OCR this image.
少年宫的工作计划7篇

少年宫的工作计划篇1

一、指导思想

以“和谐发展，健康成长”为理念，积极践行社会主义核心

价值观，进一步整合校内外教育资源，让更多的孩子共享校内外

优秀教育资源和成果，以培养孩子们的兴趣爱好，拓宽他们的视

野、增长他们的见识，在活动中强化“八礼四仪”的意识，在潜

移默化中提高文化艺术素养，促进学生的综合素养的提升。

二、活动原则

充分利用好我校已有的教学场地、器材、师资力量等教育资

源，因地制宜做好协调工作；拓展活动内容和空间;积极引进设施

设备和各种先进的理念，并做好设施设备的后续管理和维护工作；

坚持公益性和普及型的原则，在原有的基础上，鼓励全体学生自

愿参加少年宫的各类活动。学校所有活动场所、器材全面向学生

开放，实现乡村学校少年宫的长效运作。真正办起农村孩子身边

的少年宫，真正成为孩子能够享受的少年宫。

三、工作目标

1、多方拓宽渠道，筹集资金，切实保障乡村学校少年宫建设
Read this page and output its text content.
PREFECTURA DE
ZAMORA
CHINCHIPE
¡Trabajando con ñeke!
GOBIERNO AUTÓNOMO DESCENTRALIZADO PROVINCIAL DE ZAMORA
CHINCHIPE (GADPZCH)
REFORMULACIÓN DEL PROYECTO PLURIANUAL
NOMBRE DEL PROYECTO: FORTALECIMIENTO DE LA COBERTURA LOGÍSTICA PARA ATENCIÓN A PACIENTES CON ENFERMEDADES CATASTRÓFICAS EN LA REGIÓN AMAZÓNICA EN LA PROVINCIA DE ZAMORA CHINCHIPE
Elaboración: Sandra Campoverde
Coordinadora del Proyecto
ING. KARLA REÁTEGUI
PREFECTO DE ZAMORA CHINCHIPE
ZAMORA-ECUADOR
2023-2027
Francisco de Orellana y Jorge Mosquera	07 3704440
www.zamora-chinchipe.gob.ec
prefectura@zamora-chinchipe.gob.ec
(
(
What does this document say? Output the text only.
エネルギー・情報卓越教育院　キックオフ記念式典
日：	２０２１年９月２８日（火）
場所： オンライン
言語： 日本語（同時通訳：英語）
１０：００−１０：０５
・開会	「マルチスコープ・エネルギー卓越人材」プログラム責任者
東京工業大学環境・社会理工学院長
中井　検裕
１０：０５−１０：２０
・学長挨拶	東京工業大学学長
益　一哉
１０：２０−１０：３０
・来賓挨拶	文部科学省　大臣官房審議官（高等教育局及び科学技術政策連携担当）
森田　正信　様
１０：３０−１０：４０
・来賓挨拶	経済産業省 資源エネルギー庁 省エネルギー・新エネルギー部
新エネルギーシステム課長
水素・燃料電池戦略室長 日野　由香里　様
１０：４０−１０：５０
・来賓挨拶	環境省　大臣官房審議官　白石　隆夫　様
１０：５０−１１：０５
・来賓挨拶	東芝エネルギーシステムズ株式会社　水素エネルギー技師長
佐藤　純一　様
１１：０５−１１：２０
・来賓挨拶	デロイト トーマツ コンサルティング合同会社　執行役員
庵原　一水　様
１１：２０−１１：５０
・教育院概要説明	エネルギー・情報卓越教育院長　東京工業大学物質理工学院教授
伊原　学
____________
Where a line holds the string "text", copy that line.

Read this page and output its text content.
What does this document say? Output the text only.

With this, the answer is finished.